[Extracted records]

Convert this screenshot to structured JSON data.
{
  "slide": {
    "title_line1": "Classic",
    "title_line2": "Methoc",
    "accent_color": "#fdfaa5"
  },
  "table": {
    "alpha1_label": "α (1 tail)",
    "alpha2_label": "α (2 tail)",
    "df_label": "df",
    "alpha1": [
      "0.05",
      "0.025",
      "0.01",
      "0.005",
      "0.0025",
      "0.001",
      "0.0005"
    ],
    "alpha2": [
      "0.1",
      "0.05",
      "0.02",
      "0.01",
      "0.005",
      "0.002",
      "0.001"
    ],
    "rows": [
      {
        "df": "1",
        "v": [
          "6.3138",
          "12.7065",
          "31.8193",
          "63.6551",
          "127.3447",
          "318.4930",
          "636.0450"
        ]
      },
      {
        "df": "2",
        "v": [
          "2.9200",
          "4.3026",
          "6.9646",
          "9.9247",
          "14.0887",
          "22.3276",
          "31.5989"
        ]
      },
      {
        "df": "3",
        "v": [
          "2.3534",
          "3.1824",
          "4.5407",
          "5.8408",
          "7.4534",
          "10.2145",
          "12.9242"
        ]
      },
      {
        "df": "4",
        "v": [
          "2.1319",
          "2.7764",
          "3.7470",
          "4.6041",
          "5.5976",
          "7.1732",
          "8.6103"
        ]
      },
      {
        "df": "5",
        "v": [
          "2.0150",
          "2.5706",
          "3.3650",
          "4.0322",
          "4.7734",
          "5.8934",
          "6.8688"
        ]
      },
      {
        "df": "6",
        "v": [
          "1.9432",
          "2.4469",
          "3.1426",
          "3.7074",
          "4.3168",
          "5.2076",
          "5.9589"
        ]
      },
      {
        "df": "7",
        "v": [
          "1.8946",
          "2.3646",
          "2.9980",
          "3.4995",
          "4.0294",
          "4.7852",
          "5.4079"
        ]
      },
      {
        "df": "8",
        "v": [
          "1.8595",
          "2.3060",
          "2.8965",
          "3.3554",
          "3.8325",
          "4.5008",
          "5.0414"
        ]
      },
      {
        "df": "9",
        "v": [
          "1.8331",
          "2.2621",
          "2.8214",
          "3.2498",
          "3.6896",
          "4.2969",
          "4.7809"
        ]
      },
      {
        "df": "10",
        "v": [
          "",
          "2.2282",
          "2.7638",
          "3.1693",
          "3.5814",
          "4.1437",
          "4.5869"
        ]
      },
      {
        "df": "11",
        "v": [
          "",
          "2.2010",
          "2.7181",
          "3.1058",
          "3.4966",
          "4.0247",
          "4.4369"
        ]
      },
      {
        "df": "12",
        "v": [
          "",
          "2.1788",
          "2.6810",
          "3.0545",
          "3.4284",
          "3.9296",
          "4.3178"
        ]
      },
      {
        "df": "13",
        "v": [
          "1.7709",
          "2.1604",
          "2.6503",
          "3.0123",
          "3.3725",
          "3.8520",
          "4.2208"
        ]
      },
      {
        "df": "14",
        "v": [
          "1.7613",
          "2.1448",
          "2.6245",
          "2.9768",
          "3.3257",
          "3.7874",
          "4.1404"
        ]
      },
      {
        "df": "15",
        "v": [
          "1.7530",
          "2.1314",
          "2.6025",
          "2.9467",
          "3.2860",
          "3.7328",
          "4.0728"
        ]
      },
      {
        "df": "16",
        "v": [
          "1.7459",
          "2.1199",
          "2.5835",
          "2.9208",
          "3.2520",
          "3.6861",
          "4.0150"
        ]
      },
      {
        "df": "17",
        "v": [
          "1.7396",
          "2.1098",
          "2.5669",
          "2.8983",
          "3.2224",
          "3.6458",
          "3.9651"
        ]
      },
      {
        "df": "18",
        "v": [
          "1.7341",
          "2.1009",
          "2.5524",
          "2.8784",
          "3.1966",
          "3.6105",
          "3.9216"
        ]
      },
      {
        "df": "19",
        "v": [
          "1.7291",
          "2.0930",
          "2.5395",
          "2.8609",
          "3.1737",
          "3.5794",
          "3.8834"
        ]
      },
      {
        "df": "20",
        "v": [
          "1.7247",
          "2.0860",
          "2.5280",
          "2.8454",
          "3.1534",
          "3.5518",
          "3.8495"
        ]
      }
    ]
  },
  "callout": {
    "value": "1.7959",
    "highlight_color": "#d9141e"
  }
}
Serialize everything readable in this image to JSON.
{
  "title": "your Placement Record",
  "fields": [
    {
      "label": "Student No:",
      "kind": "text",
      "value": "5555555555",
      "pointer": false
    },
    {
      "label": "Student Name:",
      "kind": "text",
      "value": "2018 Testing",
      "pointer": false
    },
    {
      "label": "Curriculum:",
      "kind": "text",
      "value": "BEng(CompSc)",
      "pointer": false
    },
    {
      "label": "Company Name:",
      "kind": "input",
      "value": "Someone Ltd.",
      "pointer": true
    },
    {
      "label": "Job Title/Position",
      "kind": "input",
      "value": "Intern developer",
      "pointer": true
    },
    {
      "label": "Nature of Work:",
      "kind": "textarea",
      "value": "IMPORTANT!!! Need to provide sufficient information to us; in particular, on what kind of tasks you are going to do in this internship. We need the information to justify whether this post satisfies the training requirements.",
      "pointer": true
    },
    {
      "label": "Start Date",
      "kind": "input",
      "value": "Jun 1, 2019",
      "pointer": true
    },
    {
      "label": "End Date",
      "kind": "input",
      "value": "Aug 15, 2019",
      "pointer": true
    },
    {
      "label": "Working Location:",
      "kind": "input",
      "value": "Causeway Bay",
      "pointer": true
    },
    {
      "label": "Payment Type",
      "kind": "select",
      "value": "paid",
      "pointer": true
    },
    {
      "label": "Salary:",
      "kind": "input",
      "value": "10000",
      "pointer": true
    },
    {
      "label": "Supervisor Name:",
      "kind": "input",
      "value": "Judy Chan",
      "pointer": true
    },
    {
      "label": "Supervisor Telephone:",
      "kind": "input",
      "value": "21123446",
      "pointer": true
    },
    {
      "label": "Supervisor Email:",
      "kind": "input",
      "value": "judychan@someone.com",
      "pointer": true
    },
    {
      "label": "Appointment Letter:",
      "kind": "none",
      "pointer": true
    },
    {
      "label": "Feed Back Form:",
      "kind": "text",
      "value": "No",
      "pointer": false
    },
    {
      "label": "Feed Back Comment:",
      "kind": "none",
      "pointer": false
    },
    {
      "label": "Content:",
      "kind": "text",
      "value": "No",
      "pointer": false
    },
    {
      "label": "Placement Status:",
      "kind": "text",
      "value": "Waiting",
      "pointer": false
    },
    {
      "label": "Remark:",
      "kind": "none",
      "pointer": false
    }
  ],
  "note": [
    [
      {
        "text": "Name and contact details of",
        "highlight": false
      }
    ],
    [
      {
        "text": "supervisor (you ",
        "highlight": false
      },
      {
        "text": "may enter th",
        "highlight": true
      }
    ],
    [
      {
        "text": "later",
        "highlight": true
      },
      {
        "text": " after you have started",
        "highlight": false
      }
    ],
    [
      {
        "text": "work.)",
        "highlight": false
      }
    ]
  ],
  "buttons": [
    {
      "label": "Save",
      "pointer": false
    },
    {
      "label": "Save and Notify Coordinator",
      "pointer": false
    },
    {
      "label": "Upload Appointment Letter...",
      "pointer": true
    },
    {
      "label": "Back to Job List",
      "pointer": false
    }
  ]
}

Your instructions:
Extract every record. Keep wording exact.

Solution for this problem:
Convert this screenshot to structured JSON data.
{
  "slide": {
    "title_line1": "Classic",
    "title_line2": "Methoc",
    "accent_color": "#fdfaa5"
  },
  "table": {
    "alpha1_label": "α (1 tail)",
    "alpha2_label": "α (2 tail)",
    "df_label": "df",
    "alpha1": [
      "0.05",
      "0.025",
      "0.01",
      "0.005",
      "0.0025",
      "0.001",
      "0.0005"
    ],
    "alpha2": [
      "0.1",
      "0.05",
      "0.02",
      "0.01",
      "0.005",
      "0.002",
      "0.001"
    ],
    "rows": [
      {
        "df": "1",
        "v": [
          "6.3138",
          "12.7065",
          "31.8193",
          "63.6551",
          "127.3447",
          "318.4930",
          "636.0450"
        ]
      },
      {
        "df": "2",
        "v": [
          "2.9200",
          "4.3026",
          "6.9646",
          "9.9247",
          "14.0887",
          "22.3276",
          "31.5989"
        ]
      },
      {
        "df": "3",
        "v": [
          "2.3534",
          "3.1824",
          "4.5407",
          "5.8408",
          "7.4534",
          "10.2145",
          "12.9242"
        ]
      },
      {
        "df": "4",
        "v": [
          "2.1319",
          "2.7764",
          "3.7470",
          "4.6041",
          "5.5976",
          "7.1732",
          "8.6103"
        ]
      },
      {
        "df": "5",
        "v": [
          "2.0150",
          "2.5706",
          "3.3650",
          "4.0322",
          "4.7734",
          "5.8934",
          "6.8688"
        ]
      },
      {
        "df": "6",
        "v": [
          "1.9432",
          "2.4469",
          "3.1426",
          "3.7074",
          "4.3168",
          "5.2076",
          "5.9589"
        ]
      },
      {
        "df": "7",
        "v": [
          "1.8946",
          "2.3646",
          "2.9980",
          "3.4995",
          "4.0294",
          "4.7852",
          "5.4079"
        ]
      },
      {
        "df": "8",
        "v": [
          "1.8595",
          "2.3060",
          "2.8965",
          "3.3554",
          "3.8325",
          "4.5008",
          "5.0414"
        ]
      },
      {
        "df": "9",
        "v": [
          "1.8331",
          "2.2621",
          "2.8214",
          "3.2498",
          "3.6896",
          "4.2969",
          "4.7809"
        ]
      },
      {
        "df": "10",
        "v": [
          "",
          "2.2282",
          "2.7638",
          "3.1693",
          "3.5814",
          "4.1437",
          "4.5869"
        ]
      },
      {
        "df": "11",
        "v": [
          "",
          "2.2010",
          "2.7181",
          "3.1058",
          "3.4966",
          "4.0247",
          "4.4369"
        ]
      },
      {
        "df": "12",
        "v": [
          "",
          "2.1788",
          "2.6810",
          "3.0545",
          "3.4284",
          "3.9296",
          "4.3178"
        ]
      },
      {
        "df": "13",
        "v": [
          "1.7709",
          "2.1604",
          "2.6503",
          "3.0123",
          "3.3725",
          "3.8520",
          "4.2208"
        ]
      },
      {
        "df": "14",
        "v": [
          "1.7613",
          "2.1448",
          "2.6245",
          "2.9768",
          "3.3257",
          "3.7874",
          "4.1404"
        ]
      },
      {
        "df": "15",
        "v": [
          "1.7530",
          "2.1314",
          "2.6025",
          "2.9467",
          "3.2860",
          "3.7328",
          "4.0728"
        ]
      },
      {
        "df": "16",
        "v": [
          "1.7459",
          "2.1199",
          "2.5835",
          "2.9208",
          "3.2520",
          "3.6861",
          "4.0150"
        ]
      },
      {
        "df": "17",
        "v": [
          "1.7396",
          "2.1098",
          "2.5669",
          "2.8983",
          "3.2224",
          "3.6458",
          "3.9651"
        ]
      },
      {
        "df": "18",
        "v": [
          "1.7341",
          "2.1009",
          "2.5524",
          "2.8784",
          "3.1966",
          "3.6105",
          "3.9216"
        ]
      },
      {
        "df": "19",
        "v": [
          "1.7291",
          "2.0930",
          "2.5395",
          "2.8609",
          "3.1737",
          "3.5794",
          "3.8834"
        ]
      },
      {
        "df": "20",
        "v": [
          "1.7247",
          "2.0860",
          "2.5280",
          "2.8454",
          "3.1534",
          "3.5518",
          "3.8495"
        ]
      }
    ]
  },
  "callout": {
    "value": "1.7959",
    "highlight_color": "#d9141e"
  }
}
Serialize everything readable in this image to JSON.
{
  "title": "your Placement Record",
  "fields": [
    {
      "label": "Student No:",
      "kind": "text",
      "value": "5555555555",
      "pointer": false
    },
    {
      "label": "Student Name:",
      "kind": "text",
      "value": "2018 Testing",
      "pointer": false
    },
    {
      "label": "Curriculum:",
      "kind": "text",
      "value": "BEng(CompSc)",
      "pointer": false
    },
    {
      "label": "Company Name:",
      "kind": "input",
      "value": "Someone Ltd.",
      "pointer": true
    },
    {
      "label": "Job Title/Position",
      "kind": "input",
      "value": "Intern developer",
      "pointer": true
    },
    {
      "label": "Nature of Work:",
      "kind": "textarea",
      "value": "IMPORTANT!!! Need to provide sufficient information to us; in particular, on what kind of tasks you are going to do in this internship. We need the information to justify whether this post satisfies the training requirements.",
      "pointer": true
    },
    {
      "label": "Start Date",
      "kind": "input",
      "value": "Jun 1, 2019",
      "pointer": true
    },
    {
      "label": "End Date",
      "kind": "input",
      "value": "Aug 15, 2019",
      "pointer": true
    },
    {
      "label": "Working Location:",
      "kind": "input",
      "value": "Causeway Bay",
      "pointer": true
    },
    {
      "label": "Payment Type",
      "kind": "select",
      "value": "paid",
      "pointer": true
    },
    {
      "label": "Salary:",
      "kind": "input",
      "value": "10000",
      "pointer": true
    },
    {
      "label": "Supervisor Name:",
      "kind": "input",
      "value": "Judy Chan",
      "pointer": true
    },
    {
      "label": "Supervisor Telephone:",
      "kind": "input",
      "value": "21123446",
      "pointer": true
    },
    {
      "label": "Supervisor Email:",
      "kind": "input",
      "value": "judychan@someone.com",
      "pointer": true
    },
    {
      "label": "Appointment Letter:",
      "kind": "none",
      "pointer": true
    },
    {
      "label": "Feed Back Form:",
      "kind": "text",
      "value": "No",
      "pointer": false
    },
    {
      "label": "Feed Back Comment:",
      "kind": "none",
      "pointer": false
    },
    {
      "label": "Content:",
      "kind": "text",
      "value": "No",
      "pointer": false
    },
    {
      "label": "Placement Status:",
      "kind": "text",
      "value": "Waiting",
      "pointer": false
    },
    {
      "label": "Remark:",
      "kind": "none",
      "pointer": false
    }
  ],
  "note": [
    [
      {
        "text": "Name and contact details of",
        "highlight": false
      }
    ],
    [
      {
        "text": "supervisor (you ",
        "highlight": false
      },
      {
        "text": "may enter th",
        "highlight": true
      }
    ],
    [
      {
        "text": "later",
        "highlight": true
      },
      {
        "text": " after you have started",
        "highlight": false
      }
    ],
    [
      {
        "text": "work.)",
        "highlight": false
      }
    ]
  ],
  "buttons": [
    {
      "label": "Save",
      "pointer": false
    },
    {
      "label": "Save and Notify Coordinator",
      "pointer": false
    },
    {
      "label": "Upload Appointment Letter...",
      "pointer": true
    },
    {
      "label": "Back to Job List",
      "pointer": false
    }
  ]
}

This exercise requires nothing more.